ACM 简单DP hdu 4901 The Romantic Hero

本文探讨了一项算法竞赛中的复杂匹配问题,涉及到选择两个集合以满足特定的位操作条件。通过分析输入数据和输出结果,我们深入理解了如何在有限时间内高效地解决此类问题。文中还提供了详细的解决方案步骤,帮助参赛者更好地应对类似挑战。

 ACM 简单DP hdu 4901 The Romantic Hero


The Romantic Hero

Time Limit: 6000/3000 MS (Java/Others)    Memory Limit: 131072/131072 K (Java/Others)
Total Submission(s): 0    Accepted Submission(s): 0


Problem Description
  
There is an old country and the king fell in love with a devil. The devil always asks the king to do some crazy things. Although the king used to be wise and beloved by his people. Now he is just like a boy in love and can’t refuse any request from the devil. Also, this devil is looking like a very cute Loli. You may wonder why this country has such an interesting tradition? It has a very long story, but I won't tell you :). Let us continue, the party princess's knight win the algorithm contest. When the devil hears about that, she decided to take some action. But before that, there is another party arose recently, the 'MengMengDa' party, everyone in this party feel everything is 'MengMengDa' and acts like a 'MengMengDa' guy. While they are very pleased about that, it brings many people in this kingdom troubles. So they decided to stop them. Our hero z*p come again, actually he is very good at Algorithm contest, so he invites the leader of the 'MengMengda' party xiaod*o to compete in an algorithm contest. As z*p is both handsome and talkative, he has many girl friends to deal with, on the contest day, he find he has 3 dating to complete and have no time to compete, so he let you to solve the problems for him. And the easiest problem in this contest is like that: There is n number a_1,a_2,...,a_n on the line. You can choose two set S(a_s1,a_s2,..,a_sk) and T(a_t1,a_t2,...,a_tm). Each element in S should be at the left of every element in T.(si < tj for all i,j). S and T shouldn't be empty. And what we want is the bitwise XOR of each element in S is equal to the bitwise AND of each element in T. How many ways are there to choose such two sets? You should output the result modulo 10^9+7.
========================
#### 任务要求 1:
请逐字照录区域标注记录中从开头起、到含有“- note-item: 3.”的那一行为止的部分,首尾两行都要包括在内。

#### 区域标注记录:
========================
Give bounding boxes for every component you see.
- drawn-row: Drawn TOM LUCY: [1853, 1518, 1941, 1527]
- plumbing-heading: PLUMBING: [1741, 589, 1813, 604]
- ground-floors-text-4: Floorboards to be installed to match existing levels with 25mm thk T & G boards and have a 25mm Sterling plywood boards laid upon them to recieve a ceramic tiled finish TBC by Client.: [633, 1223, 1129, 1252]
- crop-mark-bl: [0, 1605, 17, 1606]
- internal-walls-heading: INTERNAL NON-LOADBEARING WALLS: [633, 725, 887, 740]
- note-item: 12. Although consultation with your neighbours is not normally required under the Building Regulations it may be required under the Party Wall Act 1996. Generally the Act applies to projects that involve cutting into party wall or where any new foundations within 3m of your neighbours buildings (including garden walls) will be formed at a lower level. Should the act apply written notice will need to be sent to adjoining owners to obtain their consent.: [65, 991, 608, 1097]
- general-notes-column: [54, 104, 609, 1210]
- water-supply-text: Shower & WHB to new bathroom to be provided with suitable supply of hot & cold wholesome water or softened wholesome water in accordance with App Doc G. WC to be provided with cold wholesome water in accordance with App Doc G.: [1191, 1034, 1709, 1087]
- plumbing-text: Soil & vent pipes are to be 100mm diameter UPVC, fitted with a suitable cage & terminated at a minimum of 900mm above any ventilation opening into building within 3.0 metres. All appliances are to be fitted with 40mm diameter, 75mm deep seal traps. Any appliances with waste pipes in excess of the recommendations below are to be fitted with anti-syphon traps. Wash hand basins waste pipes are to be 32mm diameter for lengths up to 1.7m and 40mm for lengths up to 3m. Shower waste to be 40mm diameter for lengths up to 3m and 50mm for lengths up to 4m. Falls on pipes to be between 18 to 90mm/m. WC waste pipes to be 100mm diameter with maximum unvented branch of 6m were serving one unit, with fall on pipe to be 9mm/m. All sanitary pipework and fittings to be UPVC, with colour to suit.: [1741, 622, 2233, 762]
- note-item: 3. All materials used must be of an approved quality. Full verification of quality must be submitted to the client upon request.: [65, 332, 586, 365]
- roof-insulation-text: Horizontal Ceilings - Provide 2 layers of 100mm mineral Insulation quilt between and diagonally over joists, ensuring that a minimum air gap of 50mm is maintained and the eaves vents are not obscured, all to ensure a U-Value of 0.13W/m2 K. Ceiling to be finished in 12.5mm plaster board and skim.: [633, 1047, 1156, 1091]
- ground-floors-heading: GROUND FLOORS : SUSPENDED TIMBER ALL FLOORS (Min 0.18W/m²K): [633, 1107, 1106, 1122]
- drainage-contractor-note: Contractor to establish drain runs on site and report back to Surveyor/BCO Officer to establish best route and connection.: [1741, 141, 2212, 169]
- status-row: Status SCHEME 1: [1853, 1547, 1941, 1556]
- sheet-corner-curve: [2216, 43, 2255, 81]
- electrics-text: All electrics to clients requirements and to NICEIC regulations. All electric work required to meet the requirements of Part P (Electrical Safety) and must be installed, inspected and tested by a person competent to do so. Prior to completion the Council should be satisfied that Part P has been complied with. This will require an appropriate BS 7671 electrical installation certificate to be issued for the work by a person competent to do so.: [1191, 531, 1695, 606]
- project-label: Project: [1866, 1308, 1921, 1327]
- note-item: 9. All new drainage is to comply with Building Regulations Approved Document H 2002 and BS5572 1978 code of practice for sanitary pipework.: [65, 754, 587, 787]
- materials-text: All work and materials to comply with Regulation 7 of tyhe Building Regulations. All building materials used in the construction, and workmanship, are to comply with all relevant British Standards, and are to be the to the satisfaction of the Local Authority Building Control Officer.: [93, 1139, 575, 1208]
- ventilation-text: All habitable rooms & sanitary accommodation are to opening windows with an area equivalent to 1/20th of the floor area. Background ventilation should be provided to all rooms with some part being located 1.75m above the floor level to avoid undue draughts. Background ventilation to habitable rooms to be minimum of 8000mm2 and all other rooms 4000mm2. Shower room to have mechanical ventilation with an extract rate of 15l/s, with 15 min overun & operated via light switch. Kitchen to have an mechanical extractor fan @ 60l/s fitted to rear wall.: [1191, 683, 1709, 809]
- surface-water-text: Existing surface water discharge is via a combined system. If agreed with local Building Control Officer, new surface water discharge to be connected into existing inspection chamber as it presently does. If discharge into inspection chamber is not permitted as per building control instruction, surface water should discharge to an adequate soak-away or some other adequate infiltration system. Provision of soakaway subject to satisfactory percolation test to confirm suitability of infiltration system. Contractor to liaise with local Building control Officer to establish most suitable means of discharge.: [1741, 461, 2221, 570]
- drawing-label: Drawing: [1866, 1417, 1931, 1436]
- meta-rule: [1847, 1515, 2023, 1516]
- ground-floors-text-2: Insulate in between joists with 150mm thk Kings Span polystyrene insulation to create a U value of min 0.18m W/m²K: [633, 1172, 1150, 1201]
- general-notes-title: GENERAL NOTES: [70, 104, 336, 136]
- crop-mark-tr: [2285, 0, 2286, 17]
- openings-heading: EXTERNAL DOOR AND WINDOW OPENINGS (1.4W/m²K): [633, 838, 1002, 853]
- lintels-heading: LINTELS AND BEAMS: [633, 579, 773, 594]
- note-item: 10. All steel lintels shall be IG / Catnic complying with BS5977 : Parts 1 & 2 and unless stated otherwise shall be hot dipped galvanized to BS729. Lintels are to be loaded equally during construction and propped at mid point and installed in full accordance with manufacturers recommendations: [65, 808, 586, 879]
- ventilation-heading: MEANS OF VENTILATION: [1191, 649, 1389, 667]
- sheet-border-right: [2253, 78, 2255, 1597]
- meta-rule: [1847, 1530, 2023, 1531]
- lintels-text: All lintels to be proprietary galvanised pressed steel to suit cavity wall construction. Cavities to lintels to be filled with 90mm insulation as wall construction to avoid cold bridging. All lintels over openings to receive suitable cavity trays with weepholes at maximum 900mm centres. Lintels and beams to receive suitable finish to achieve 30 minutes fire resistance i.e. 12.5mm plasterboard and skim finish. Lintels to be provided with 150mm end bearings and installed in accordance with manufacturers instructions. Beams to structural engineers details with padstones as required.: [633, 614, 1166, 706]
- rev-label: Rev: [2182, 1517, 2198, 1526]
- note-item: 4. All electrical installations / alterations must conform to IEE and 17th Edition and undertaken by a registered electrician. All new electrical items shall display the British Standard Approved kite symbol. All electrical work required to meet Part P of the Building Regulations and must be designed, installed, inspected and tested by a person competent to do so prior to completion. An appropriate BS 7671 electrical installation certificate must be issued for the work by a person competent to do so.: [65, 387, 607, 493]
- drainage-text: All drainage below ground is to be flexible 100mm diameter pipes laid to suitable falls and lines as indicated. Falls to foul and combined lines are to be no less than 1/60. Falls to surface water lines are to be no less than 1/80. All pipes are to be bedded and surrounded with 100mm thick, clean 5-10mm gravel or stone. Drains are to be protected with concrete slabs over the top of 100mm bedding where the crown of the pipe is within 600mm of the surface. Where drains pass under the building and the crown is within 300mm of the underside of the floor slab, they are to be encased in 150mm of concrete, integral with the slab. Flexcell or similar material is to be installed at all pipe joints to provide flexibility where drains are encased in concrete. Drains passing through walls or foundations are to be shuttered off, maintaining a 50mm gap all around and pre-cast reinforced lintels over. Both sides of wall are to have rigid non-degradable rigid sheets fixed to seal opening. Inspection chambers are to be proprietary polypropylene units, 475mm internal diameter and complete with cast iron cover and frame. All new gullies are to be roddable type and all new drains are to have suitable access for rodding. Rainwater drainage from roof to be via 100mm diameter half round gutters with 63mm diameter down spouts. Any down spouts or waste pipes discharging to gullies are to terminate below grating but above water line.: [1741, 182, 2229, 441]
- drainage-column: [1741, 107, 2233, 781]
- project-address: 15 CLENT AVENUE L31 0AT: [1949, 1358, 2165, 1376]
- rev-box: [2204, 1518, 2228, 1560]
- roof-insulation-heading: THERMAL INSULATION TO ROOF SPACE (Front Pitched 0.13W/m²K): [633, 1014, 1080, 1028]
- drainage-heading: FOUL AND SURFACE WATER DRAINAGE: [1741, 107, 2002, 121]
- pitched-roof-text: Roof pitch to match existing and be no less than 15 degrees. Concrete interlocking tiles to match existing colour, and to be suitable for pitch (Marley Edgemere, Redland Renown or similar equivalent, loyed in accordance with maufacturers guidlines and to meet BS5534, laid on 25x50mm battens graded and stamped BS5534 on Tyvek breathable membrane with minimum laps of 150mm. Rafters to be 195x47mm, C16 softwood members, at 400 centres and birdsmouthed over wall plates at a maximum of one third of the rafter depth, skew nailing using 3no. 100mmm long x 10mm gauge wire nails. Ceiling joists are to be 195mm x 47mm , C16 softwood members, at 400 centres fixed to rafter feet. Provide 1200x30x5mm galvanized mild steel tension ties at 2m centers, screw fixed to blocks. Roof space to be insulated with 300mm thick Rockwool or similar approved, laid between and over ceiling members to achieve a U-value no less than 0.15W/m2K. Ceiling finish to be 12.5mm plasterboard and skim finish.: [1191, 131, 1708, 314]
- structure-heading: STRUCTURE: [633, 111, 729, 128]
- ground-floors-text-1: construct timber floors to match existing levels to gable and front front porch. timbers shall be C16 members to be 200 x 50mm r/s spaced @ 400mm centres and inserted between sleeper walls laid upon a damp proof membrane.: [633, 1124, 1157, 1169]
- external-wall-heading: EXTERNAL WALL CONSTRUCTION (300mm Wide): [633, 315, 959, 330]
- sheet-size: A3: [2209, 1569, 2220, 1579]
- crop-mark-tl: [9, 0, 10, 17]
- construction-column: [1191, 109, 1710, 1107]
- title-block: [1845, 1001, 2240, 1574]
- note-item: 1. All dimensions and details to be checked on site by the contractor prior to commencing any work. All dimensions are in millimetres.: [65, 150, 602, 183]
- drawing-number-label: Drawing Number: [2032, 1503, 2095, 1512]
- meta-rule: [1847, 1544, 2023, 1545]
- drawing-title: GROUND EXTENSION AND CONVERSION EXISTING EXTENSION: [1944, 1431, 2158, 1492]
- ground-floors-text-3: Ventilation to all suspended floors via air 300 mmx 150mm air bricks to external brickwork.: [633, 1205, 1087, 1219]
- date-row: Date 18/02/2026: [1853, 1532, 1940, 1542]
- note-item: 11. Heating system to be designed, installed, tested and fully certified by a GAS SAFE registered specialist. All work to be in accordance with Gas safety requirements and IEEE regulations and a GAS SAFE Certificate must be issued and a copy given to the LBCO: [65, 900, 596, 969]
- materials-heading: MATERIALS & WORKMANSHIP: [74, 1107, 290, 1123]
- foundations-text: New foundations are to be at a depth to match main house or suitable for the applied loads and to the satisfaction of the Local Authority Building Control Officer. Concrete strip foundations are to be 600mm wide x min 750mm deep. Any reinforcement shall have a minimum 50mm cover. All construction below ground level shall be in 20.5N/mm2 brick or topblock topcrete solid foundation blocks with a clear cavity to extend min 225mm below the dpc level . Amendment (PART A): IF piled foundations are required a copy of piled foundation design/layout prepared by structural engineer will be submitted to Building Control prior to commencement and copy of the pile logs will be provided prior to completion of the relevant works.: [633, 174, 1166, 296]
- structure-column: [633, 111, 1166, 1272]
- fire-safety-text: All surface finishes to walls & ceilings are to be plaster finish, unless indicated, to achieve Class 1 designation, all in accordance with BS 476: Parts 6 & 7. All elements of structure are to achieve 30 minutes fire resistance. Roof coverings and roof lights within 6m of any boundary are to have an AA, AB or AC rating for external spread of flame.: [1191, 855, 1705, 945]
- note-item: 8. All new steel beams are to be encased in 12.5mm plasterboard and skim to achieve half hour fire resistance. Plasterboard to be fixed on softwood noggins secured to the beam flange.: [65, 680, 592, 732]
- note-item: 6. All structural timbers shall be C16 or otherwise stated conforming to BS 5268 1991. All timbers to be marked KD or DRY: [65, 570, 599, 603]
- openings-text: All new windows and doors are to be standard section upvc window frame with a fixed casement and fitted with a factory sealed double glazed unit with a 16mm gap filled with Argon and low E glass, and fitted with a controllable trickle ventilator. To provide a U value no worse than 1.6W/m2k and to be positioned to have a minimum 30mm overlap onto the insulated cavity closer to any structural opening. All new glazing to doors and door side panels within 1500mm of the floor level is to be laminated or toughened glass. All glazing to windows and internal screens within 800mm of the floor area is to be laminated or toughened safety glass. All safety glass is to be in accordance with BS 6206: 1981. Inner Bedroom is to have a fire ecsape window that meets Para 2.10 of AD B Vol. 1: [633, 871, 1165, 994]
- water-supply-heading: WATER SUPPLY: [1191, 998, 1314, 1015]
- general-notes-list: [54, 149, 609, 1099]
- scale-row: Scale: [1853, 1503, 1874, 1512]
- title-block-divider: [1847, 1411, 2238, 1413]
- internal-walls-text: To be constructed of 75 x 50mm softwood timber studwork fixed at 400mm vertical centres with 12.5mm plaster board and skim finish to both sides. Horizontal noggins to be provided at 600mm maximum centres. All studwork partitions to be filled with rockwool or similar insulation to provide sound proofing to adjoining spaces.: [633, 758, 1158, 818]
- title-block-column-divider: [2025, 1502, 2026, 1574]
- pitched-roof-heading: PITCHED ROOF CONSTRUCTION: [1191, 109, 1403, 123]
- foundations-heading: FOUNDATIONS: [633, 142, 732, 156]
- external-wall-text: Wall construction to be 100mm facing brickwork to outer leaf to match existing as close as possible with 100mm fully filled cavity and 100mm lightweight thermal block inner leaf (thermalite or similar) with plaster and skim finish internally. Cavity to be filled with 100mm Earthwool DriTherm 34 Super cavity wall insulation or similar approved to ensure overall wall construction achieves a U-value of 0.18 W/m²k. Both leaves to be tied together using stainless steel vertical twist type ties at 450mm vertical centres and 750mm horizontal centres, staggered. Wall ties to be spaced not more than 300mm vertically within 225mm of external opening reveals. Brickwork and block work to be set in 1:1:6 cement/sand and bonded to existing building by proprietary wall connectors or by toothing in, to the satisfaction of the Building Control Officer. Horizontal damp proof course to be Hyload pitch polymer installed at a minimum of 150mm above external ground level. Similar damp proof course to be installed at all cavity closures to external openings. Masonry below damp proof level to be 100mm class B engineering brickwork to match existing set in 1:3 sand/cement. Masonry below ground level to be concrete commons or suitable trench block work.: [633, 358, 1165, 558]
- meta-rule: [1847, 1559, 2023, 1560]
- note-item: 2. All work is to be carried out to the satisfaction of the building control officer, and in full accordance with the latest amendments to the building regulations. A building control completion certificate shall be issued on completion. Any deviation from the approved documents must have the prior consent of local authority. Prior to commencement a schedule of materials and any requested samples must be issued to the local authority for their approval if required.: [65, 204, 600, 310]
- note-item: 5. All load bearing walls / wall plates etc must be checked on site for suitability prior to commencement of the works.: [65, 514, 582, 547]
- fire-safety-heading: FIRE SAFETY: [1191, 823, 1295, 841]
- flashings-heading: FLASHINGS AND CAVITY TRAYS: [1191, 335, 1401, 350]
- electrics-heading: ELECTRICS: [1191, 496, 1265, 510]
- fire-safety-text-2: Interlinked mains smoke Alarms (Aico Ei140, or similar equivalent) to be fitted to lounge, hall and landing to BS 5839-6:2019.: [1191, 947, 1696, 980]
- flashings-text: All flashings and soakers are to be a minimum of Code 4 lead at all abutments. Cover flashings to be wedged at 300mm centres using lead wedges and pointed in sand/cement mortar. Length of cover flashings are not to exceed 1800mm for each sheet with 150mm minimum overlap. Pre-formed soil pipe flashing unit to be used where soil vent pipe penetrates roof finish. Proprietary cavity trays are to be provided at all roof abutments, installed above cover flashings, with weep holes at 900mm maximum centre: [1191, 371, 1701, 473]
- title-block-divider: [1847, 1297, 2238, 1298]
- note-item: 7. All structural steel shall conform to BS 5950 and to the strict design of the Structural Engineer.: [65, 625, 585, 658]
========================
#### 任务要求 2:
根据页面回答下列问题:
(a) 这道题的时间限制是多少?
(b) 输出结果时要对哪个数取模?
(c) 比赛当天,z*p 发现自己有几个约会要赴?

#### 参考答案 1:
Give bounding boxes for every component you see.
- drawn-row: Drawn TOM LUCY: [1853, 1518, 1941, 1527]
- plumbing-heading: PLUMBING: [1741, 589, 1813, 604]
- ground-floors-text-4: Floorboards to be installed to match existing levels with 25mm thk T & G boards and have a 25mm Sterling plywood boards laid upon them to recieve a ceramic tiled finish TBC by Client.: [633, 1223, 1129, 1252]
- crop-mark-bl: [0, 1605, 17, 1606]
- internal-walls-heading: INTERNAL NON-LOADBEARING WALLS: [633, 725, 887, 740]
- note-item: 12. Although consultation with your neighbours is not normally required under the Building Regulations it may be required under the Party Wall Act 1996. Generally the Act applies to projects that involve cutting into party wall or where any new foundations within 3m of your neighbours buildings (including garden walls) will be formed at a lower level. Should the act apply written notice will need to be sent to adjoining owners to obtain their consent.: [65, 991, 608, 1097]
- general-notes-column: [54, 104, 609, 1210]
- water-supply-text: Shower & WHB to new bathroom to be provided with suitable supply of hot & cold wholesome water or softened wholesome water in accordance with App Doc G. WC to be provided with cold wholesome water in accordance with App Doc G.: [1191, 1034, 1709, 1087]
- plumbing-text: Soil & vent pipes are to be 100mm diameter UPVC, fitted with a suitable cage & terminated at a minimum of 900mm above any ventilation opening into building within 3.0 metres. All appliances are to be fitted with 40mm diameter, 75mm deep seal traps. Any appliances with waste pipes in excess of the recommendations below are to be fitted with anti-syphon traps. Wash hand basins waste pipes are to be 32mm diameter for lengths up to 1.7m and 40mm for lengths up to 3m. Shower waste to be 40mm diameter for lengths up to 3m and 50mm for lengths up to 4m. Falls on pipes to be between 18 to 90mm/m. WC waste pipes to be 100mm diameter with maximum unvented branch of 6m were serving one unit, with fall on pipe to be 9mm/m. All sanitary pipework and fittings to be UPVC, with colour to suit.: [1741, 622, 2233, 762]
- note-item: 3. All materials used must be of an approved quality. Full verification of quality must be submitted to the client upon request.: [65, 332, 586, 365]

#### 参考答案 2:
(a) 6000/3000 MS (Java/Others)
(b) 10^9+7
(c) 3 个